Data extracted from a collection
● ● ● ● ●

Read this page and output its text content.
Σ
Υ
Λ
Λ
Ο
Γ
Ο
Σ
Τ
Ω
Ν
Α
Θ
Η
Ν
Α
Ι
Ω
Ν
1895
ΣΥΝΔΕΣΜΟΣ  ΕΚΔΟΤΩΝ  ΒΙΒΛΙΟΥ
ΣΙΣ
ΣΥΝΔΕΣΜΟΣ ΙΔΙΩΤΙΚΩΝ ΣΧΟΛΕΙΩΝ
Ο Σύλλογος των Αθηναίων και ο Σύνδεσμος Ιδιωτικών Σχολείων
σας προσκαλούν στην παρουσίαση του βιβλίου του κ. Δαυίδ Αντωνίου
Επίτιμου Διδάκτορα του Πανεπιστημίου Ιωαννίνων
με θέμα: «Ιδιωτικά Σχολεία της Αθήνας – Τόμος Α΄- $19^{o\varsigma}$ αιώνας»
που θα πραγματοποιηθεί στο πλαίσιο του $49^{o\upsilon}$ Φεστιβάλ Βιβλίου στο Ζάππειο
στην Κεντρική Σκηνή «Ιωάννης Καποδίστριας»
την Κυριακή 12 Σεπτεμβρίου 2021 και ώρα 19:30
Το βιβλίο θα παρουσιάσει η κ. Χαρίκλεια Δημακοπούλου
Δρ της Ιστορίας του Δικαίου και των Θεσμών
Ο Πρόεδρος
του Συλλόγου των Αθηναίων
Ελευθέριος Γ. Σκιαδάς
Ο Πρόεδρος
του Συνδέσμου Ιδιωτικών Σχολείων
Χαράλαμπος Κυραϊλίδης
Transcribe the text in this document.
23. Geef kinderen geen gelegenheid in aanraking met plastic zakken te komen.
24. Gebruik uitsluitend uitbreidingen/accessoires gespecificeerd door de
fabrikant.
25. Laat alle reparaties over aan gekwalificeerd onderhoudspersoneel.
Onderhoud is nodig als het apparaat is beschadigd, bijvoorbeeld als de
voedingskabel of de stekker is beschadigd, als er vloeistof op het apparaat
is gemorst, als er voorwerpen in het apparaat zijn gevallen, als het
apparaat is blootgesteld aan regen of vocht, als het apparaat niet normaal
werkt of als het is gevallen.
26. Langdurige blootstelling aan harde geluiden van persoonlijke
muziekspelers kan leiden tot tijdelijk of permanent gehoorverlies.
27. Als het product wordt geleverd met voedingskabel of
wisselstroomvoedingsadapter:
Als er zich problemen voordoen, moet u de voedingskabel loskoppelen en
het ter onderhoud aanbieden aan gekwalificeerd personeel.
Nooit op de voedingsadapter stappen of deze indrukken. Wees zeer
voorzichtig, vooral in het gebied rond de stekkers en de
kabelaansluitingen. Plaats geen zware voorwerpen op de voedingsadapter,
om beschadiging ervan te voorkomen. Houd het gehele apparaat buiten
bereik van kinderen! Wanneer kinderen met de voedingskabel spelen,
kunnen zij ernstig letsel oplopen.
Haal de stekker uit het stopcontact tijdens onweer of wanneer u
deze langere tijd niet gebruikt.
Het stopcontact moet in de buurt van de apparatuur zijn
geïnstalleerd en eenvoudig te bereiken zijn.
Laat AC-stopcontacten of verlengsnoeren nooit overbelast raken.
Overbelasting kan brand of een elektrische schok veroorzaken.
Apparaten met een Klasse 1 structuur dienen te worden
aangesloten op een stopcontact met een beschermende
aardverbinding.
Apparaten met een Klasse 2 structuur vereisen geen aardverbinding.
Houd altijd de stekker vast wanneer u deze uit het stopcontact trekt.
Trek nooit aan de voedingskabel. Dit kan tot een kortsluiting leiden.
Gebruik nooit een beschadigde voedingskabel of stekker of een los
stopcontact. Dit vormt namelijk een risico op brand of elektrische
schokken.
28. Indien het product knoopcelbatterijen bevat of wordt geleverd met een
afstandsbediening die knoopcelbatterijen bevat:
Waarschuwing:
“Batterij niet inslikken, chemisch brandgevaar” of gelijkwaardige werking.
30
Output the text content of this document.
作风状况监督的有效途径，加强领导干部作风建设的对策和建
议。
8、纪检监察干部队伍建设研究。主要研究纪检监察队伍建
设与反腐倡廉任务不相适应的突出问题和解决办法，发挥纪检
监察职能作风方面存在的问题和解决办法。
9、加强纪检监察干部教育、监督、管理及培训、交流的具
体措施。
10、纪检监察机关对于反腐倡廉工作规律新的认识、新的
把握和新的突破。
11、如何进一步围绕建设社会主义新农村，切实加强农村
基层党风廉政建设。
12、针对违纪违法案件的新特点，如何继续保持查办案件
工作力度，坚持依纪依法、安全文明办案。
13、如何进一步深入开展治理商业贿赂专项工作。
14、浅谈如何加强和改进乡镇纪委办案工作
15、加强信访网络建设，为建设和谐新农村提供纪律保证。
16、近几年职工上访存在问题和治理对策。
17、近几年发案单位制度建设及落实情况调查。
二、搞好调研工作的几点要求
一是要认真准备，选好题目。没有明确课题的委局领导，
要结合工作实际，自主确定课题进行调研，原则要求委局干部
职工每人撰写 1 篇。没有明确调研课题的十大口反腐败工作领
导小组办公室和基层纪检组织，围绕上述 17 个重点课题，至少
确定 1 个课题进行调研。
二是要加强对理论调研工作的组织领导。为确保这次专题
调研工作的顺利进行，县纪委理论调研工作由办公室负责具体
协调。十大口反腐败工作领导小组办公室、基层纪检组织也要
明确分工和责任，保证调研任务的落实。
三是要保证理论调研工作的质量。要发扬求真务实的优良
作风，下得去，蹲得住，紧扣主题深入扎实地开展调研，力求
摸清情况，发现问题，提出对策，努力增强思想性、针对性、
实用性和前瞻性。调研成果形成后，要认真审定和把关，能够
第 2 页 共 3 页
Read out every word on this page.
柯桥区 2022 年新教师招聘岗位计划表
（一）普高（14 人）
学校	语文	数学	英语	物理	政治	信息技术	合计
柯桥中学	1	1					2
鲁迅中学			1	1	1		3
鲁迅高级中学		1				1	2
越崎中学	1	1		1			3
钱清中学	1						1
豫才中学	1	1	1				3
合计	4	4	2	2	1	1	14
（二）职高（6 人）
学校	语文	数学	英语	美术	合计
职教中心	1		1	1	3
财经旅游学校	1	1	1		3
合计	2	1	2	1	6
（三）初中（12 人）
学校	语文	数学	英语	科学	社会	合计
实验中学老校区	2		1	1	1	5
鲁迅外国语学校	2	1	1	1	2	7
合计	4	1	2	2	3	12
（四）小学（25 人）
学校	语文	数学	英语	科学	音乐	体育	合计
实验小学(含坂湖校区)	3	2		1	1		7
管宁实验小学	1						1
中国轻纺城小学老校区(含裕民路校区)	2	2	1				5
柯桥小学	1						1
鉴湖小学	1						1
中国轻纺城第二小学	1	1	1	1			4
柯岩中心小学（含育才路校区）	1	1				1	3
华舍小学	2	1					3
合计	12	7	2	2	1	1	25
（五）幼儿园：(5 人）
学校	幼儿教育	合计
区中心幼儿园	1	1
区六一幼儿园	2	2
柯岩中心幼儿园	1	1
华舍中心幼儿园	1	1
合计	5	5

● ● ● ● ●

Copy every line of the material in which the word "Ιδιωτικών" occurs.

# [The completed task]
Ο Σύλλογος των Αθηναίων και ο Σύνδεσμος Ιδιωτικών Σχολείων
του Συνδέσμου Ιδιωτικών Σχολείων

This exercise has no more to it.